• **Source data**
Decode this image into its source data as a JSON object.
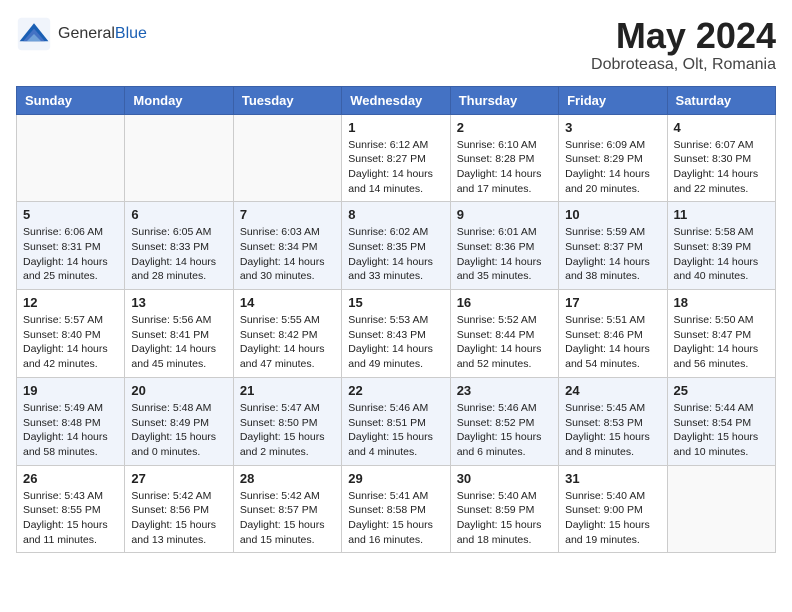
{
  "header": {
    "logo_general": "General",
    "logo_blue": "Blue",
    "month_title": "May 2024",
    "subtitle": "Dobroteasa, Olt, Romania"
  },
  "weekdays": [
    "Sunday",
    "Monday",
    "Tuesday",
    "Wednesday",
    "Thursday",
    "Friday",
    "Saturday"
  ],
  "weeks": [
    [
      {
        "day": "",
        "sunrise": "",
        "sunset": "",
        "daylight": ""
      },
      {
        "day": "",
        "sunrise": "",
        "sunset": "",
        "daylight": ""
      },
      {
        "day": "",
        "sunrise": "",
        "sunset": "",
        "daylight": ""
      },
      {
        "day": "1",
        "sunrise": "Sunrise: 6:12 AM",
        "sunset": "Sunset: 8:27 PM",
        "daylight": "Daylight: 14 hours and 14 minutes."
      },
      {
        "day": "2",
        "sunrise": "Sunrise: 6:10 AM",
        "sunset": "Sunset: 8:28 PM",
        "daylight": "Daylight: 14 hours and 17 minutes."
      },
      {
        "day": "3",
        "sunrise": "Sunrise: 6:09 AM",
        "sunset": "Sunset: 8:29 PM",
        "daylight": "Daylight: 14 hours and 20 minutes."
      },
      {
        "day": "4",
        "sunrise": "Sunrise: 6:07 AM",
        "sunset": "Sunset: 8:30 PM",
        "daylight": "Daylight: 14 hours and 22 minutes."
      }
    ],
    [
      {
        "day": "5",
        "sunrise": "Sunrise: 6:06 AM",
        "sunset": "Sunset: 8:31 PM",
        "daylight": "Daylight: 14 hours and 25 minutes."
      },
      {
        "day": "6",
        "sunrise": "Sunrise: 6:05 AM",
        "sunset": "Sunset: 8:33 PM",
        "daylight": "Daylight: 14 hours and 28 minutes."
      },
      {
        "day": "7",
        "sunrise": "Sunrise: 6:03 AM",
        "sunset": "Sunset: 8:34 PM",
        "daylight": "Daylight: 14 hours and 30 minutes."
      },
      {
        "day": "8",
        "sunrise": "Sunrise: 6:02 AM",
        "sunset": "Sunset: 8:35 PM",
        "daylight": "Daylight: 14 hours and 33 minutes."
      },
      {
        "day": "9",
        "sunrise": "Sunrise: 6:01 AM",
        "sunset": "Sunset: 8:36 PM",
        "daylight": "Daylight: 14 hours and 35 minutes."
      },
      {
        "day": "10",
        "sunrise": "Sunrise: 5:59 AM",
        "sunset": "Sunset: 8:37 PM",
        "daylight": "Daylight: 14 hours and 38 minutes."
      },
      {
        "day": "11",
        "sunrise": "Sunrise: 5:58 AM",
        "sunset": "Sunset: 8:39 PM",
        "daylight": "Daylight: 14 hours and 40 minutes."
      }
    ],
    [
      {
        "day": "12",
        "sunrise": "Sunrise: 5:57 AM",
        "sunset": "Sunset: 8:40 PM",
        "daylight": "Daylight: 14 hours and 42 minutes."
      },
      {
        "day": "13",
        "sunrise": "Sunrise: 5:56 AM",
        "sunset": "Sunset: 8:41 PM",
        "daylight": "Daylight: 14 hours and 45 minutes."
      },
      {
        "day": "14",
        "sunrise": "Sunrise: 5:55 AM",
        "sunset": "Sunset: 8:42 PM",
        "daylight": "Daylight: 14 hours and 47 minutes."
      },
      {
        "day": "15",
        "sunrise": "Sunrise: 5:53 AM",
        "sunset": "Sunset: 8:43 PM",
        "daylight": "Daylight: 14 hours and 49 minutes."
      },
      {
        "day": "16",
        "sunrise": "Sunrise: 5:52 AM",
        "sunset": "Sunset: 8:44 PM",
        "daylight": "Daylight: 14 hours and 52 minutes."
      },
      {
        "day": "17",
        "sunrise": "Sunrise: 5:51 AM",
        "sunset": "Sunset: 8:46 PM",
        "daylight": "Daylight: 14 hours and 54 minutes."
      },
      {
        "day": "18",
        "sunrise": "Sunrise: 5:50 AM",
        "sunset": "Sunset: 8:47 PM",
        "daylight": "Daylight: 14 hours and 56 minutes."
      }
    ],
    [
      {
        "day": "19",
        "sunrise": "Sunrise: 5:49 AM",
        "sunset": "Sunset: 8:48 PM",
        "daylight": "Daylight: 14 hours and 58 minutes."
      },
      {
        "day": "20",
        "sunrise": "Sunrise: 5:48 AM",
        "sunset": "Sunset: 8:49 PM",
        "daylight": "Daylight: 15 hours and 0 minutes."
      },
      {
        "day": "21",
        "sunrise": "Sunrise: 5:47 AM",
        "sunset": "Sunset: 8:50 PM",
        "daylight": "Daylight: 15 hours and 2 minutes."
      },
      {
        "day": "22",
        "sunrise": "Sunrise: 5:46 AM",
        "sunset": "Sunset: 8:51 PM",
        "daylight": "Daylight: 15 hours and 4 minutes."
      },
      {
        "day": "23",
        "sunrise": "Sunrise: 5:46 AM",
        "sunset": "Sunset: 8:52 PM",
        "daylight": "Daylight: 15 hours and 6 minutes."
      },
      {
        "day": "24",
        "sunrise": "Sunrise: 5:45 AM",
        "sunset": "Sunset: 8:53 PM",
        "daylight": "Daylight: 15 hours and 8 minutes."
      },
      {
        "day": "25",
        "sunrise": "Sunrise: 5:44 AM",
        "sunset": "Sunset: 8:54 PM",
        "daylight": "Daylight: 15 hours and 10 minutes."
      }
    ],
    [
      {
        "day": "26",
        "sunrise": "Sunrise: 5:43 AM",
        "sunset": "Sunset: 8:55 PM",
        "daylight": "Daylight: 15 hours and 11 minutes."
      },
      {
        "day": "27",
        "sunrise": "Sunrise: 5:42 AM",
        "sunset": "Sunset: 8:56 PM",
        "daylight": "Daylight: 15 hours and 13 minutes."
      },
      {
        "day": "28",
        "sunrise": "Sunrise: 5:42 AM",
        "sunset": "Sunset: 8:57 PM",
        "daylight": "Daylight: 15 hours and 15 minutes."
      },
      {
        "day": "29",
        "sunrise": "Sunrise: 5:41 AM",
        "sunset": "Sunset: 8:58 PM",
        "daylight": "Daylight: 15 hours and 16 minutes."
      },
      {
        "day": "30",
        "sunrise": "Sunrise: 5:40 AM",
        "sunset": "Sunset: 8:59 PM",
        "daylight": "Daylight: 15 hours and 18 minutes."
      },
      {
        "day": "31",
        "sunrise": "Sunrise: 5:40 AM",
        "sunset": "Sunset: 9:00 PM",
        "daylight": "Daylight: 15 hours and 19 minutes."
      },
      {
        "day": "",
        "sunrise": "",
        "sunset": "",
        "daylight": ""
      }
    ]
  ]
}
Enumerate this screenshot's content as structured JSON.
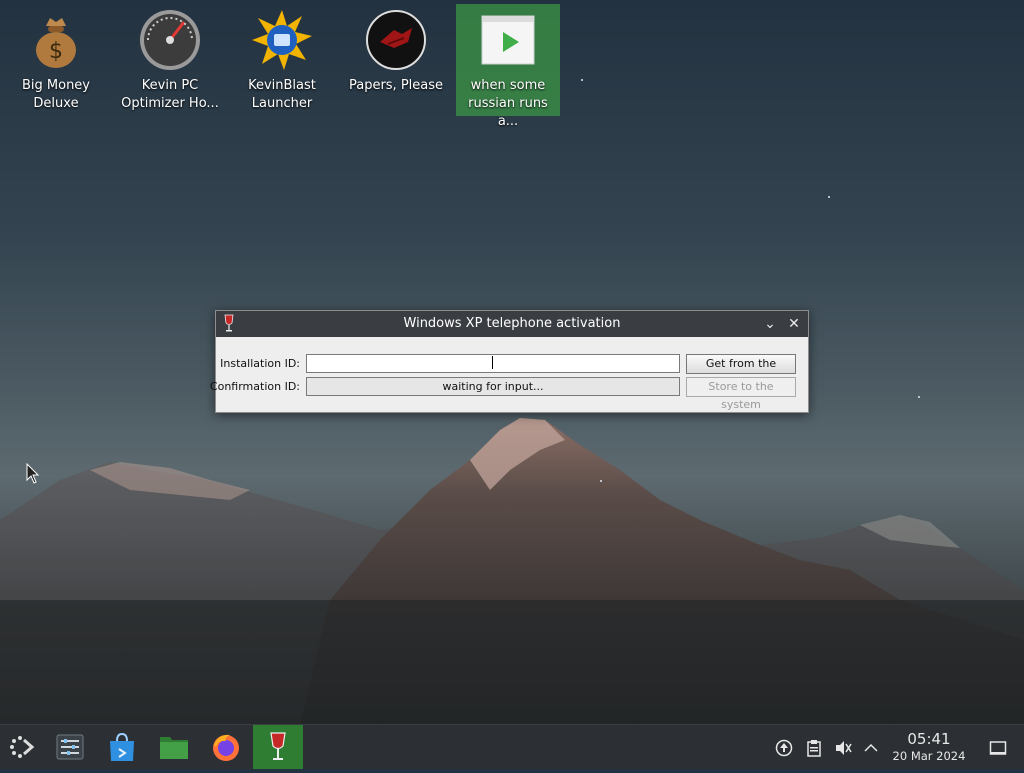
{
  "desktop": {
    "icons": [
      {
        "name": "money-bag-icon",
        "label": "Big Money Deluxe"
      },
      {
        "name": "gauge-icon",
        "label": "Kevin PC Optimizer Ho..."
      },
      {
        "name": "sun-disc-icon",
        "label": "KevinBlast Launcher"
      },
      {
        "name": "papers-please-icon",
        "label": "Papers, Please"
      },
      {
        "name": "video-file-icon",
        "label": "when some russian runs a..."
      }
    ]
  },
  "dialog": {
    "title": "Windows XP telephone activation",
    "installation_label": "Installation ID:",
    "installation_value": "",
    "confirmation_label": "Confirmation ID:",
    "confirmation_value": "waiting for input...",
    "get_button": "Get from the system",
    "store_button": "Store to the system"
  },
  "taskbar": {
    "launcher": "app-launcher-icon",
    "apps": [
      "system-settings-icon",
      "discover-store-icon",
      "file-manager-icon",
      "firefox-icon",
      "wine-glass-icon"
    ],
    "tray": [
      "update-icon",
      "clipboard-icon",
      "volume-muted-icon",
      "chevron-up-icon"
    ],
    "time": "05:41",
    "date": "20 Mar 2024",
    "show_desktop": "show-desktop-icon"
  },
  "colors": {
    "selection": "#3c9646",
    "taskbar": "#2c3034",
    "active_task": "#2e7d32",
    "titlebar": "#3a3e43"
  }
}
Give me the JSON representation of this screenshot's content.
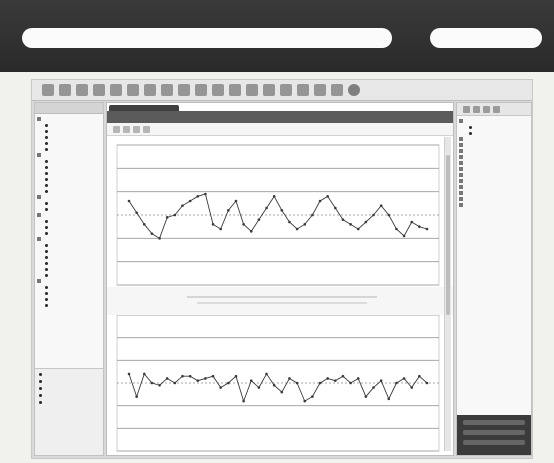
{
  "window": {
    "title": "",
    "tab_label": ""
  },
  "colors": {
    "topbar_bg": "#2f2f2f",
    "pill_bg": "#fbfbfb",
    "chart_line": "#3a3a3a",
    "grid_solid": "#9a9a9a",
    "grid_dotted": "#8a8a8a"
  },
  "toolbar": {
    "icons": [
      "tool-icon",
      "tool-icon",
      "tool-icon",
      "tool-icon",
      "tool-icon",
      "tool-icon",
      "tool-icon",
      "tool-icon",
      "tool-icon",
      "tool-icon",
      "tool-icon",
      "tool-icon",
      "tool-icon",
      "tool-icon",
      "tool-icon",
      "tool-icon",
      "tool-icon",
      "tool-icon",
      "circle-icon"
    ]
  },
  "left_panel": {
    "header": "",
    "groups": [
      {
        "label": "",
        "items": [
          "",
          "",
          "",
          "",
          ""
        ]
      },
      {
        "label": "",
        "items": [
          "",
          "",
          "",
          "",
          "",
          ""
        ]
      },
      {
        "label": "",
        "items": [
          "",
          ""
        ]
      },
      {
        "label": "",
        "items": [
          "",
          "",
          ""
        ]
      },
      {
        "label": "",
        "items": [
          "",
          "",
          "",
          "",
          "",
          ""
        ]
      },
      {
        "label": "",
        "items": [
          "",
          "",
          "",
          ""
        ]
      }
    ],
    "bottom_items": [
      "",
      "",
      "",
      "",
      ""
    ]
  },
  "right_panel": {
    "header": "",
    "items": [
      {
        "kind": "group",
        "label": ""
      },
      {
        "kind": "item",
        "label": ""
      },
      {
        "kind": "item",
        "label": ""
      },
      {
        "kind": "group",
        "label": ""
      },
      {
        "kind": "group",
        "label": ""
      },
      {
        "kind": "group",
        "label": ""
      },
      {
        "kind": "group",
        "label": ""
      },
      {
        "kind": "group",
        "label": ""
      },
      {
        "kind": "group",
        "label": ""
      },
      {
        "kind": "group",
        "label": ""
      },
      {
        "kind": "group",
        "label": ""
      },
      {
        "kind": "group",
        "label": ""
      },
      {
        "kind": "group",
        "label": ""
      },
      {
        "kind": "group",
        "label": ""
      },
      {
        "kind": "group",
        "label": ""
      }
    ]
  },
  "chart_data": [
    {
      "type": "line",
      "title": "",
      "x": [
        1,
        2,
        3,
        4,
        5,
        6,
        7,
        8,
        9,
        10,
        11,
        12,
        13,
        14,
        15,
        16,
        17,
        18,
        19,
        20,
        21,
        22,
        23,
        24,
        25,
        26,
        27,
        28,
        29,
        30,
        31,
        32,
        33,
        34,
        35,
        36,
        37,
        38,
        39,
        40
      ],
      "values": [
        0.6,
        0.1,
        -0.4,
        -0.8,
        -1.0,
        -0.1,
        0.0,
        0.4,
        0.6,
        0.8,
        0.9,
        -0.4,
        -0.6,
        0.2,
        0.6,
        -0.4,
        -0.7,
        -0.2,
        0.3,
        0.8,
        0.2,
        -0.3,
        -0.6,
        -0.4,
        0.0,
        0.6,
        0.8,
        0.3,
        -0.2,
        -0.4,
        -0.6,
        -0.3,
        0.0,
        0.4,
        0.0,
        -0.6,
        -0.9,
        -0.3,
        -0.5,
        -0.6
      ],
      "ylim": [
        -3,
        3
      ],
      "grid": true
    },
    {
      "type": "line",
      "title": "",
      "x": [
        1,
        2,
        3,
        4,
        5,
        6,
        7,
        8,
        9,
        10,
        11,
        12,
        13,
        14,
        15,
        16,
        17,
        18,
        19,
        20,
        21,
        22,
        23,
        24,
        25,
        26,
        27,
        28,
        29,
        30,
        31,
        32,
        33,
        34,
        35,
        36,
        37,
        38,
        39,
        40
      ],
      "values": [
        0.4,
        -0.6,
        0.4,
        0.0,
        -0.1,
        0.2,
        0.0,
        0.3,
        0.3,
        0.1,
        0.2,
        0.3,
        -0.2,
        0.0,
        0.3,
        -0.8,
        0.1,
        -0.2,
        0.4,
        -0.1,
        -0.4,
        0.2,
        0.0,
        -0.8,
        -0.6,
        0.0,
        0.2,
        0.1,
        0.3,
        0.0,
        0.2,
        -0.6,
        -0.2,
        0.1,
        -0.7,
        0.0,
        0.2,
        -0.2,
        0.3,
        0.0
      ],
      "ylim": [
        -3,
        3
      ],
      "grid": true
    }
  ]
}
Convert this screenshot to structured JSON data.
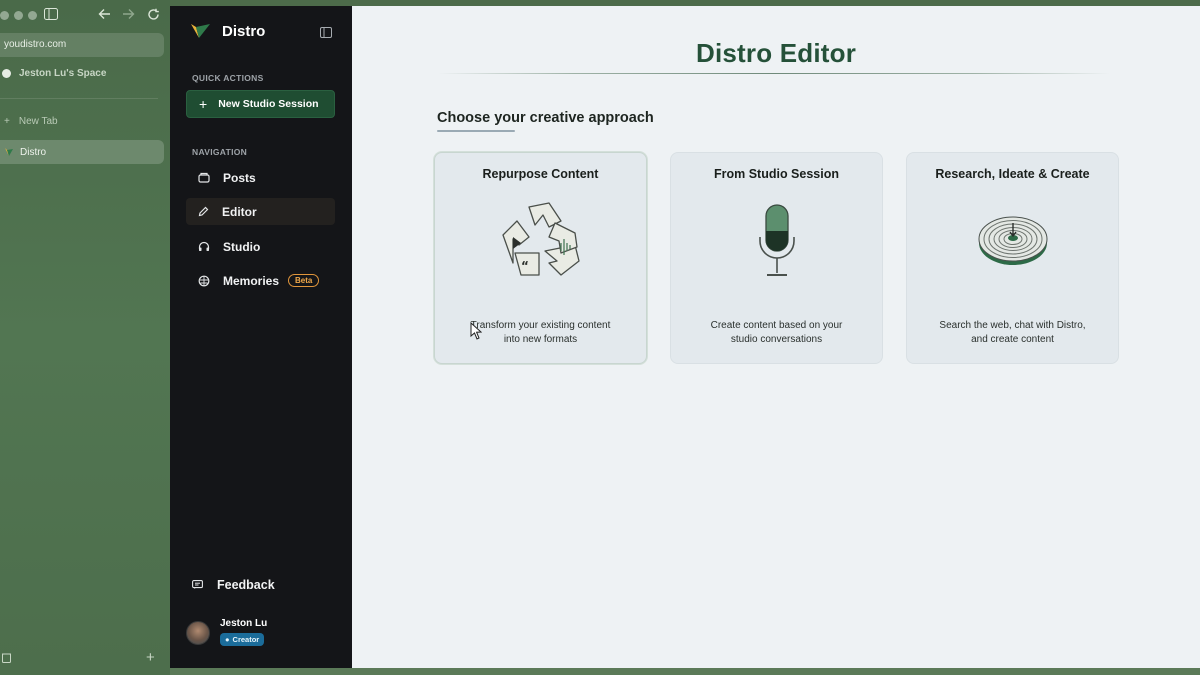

• **Do this**
Copy out every line holding the string "system".

• **Response below**
    "get_button": "Get from the system",
    "store_button": "Store to the system"
      "system-settings-icon",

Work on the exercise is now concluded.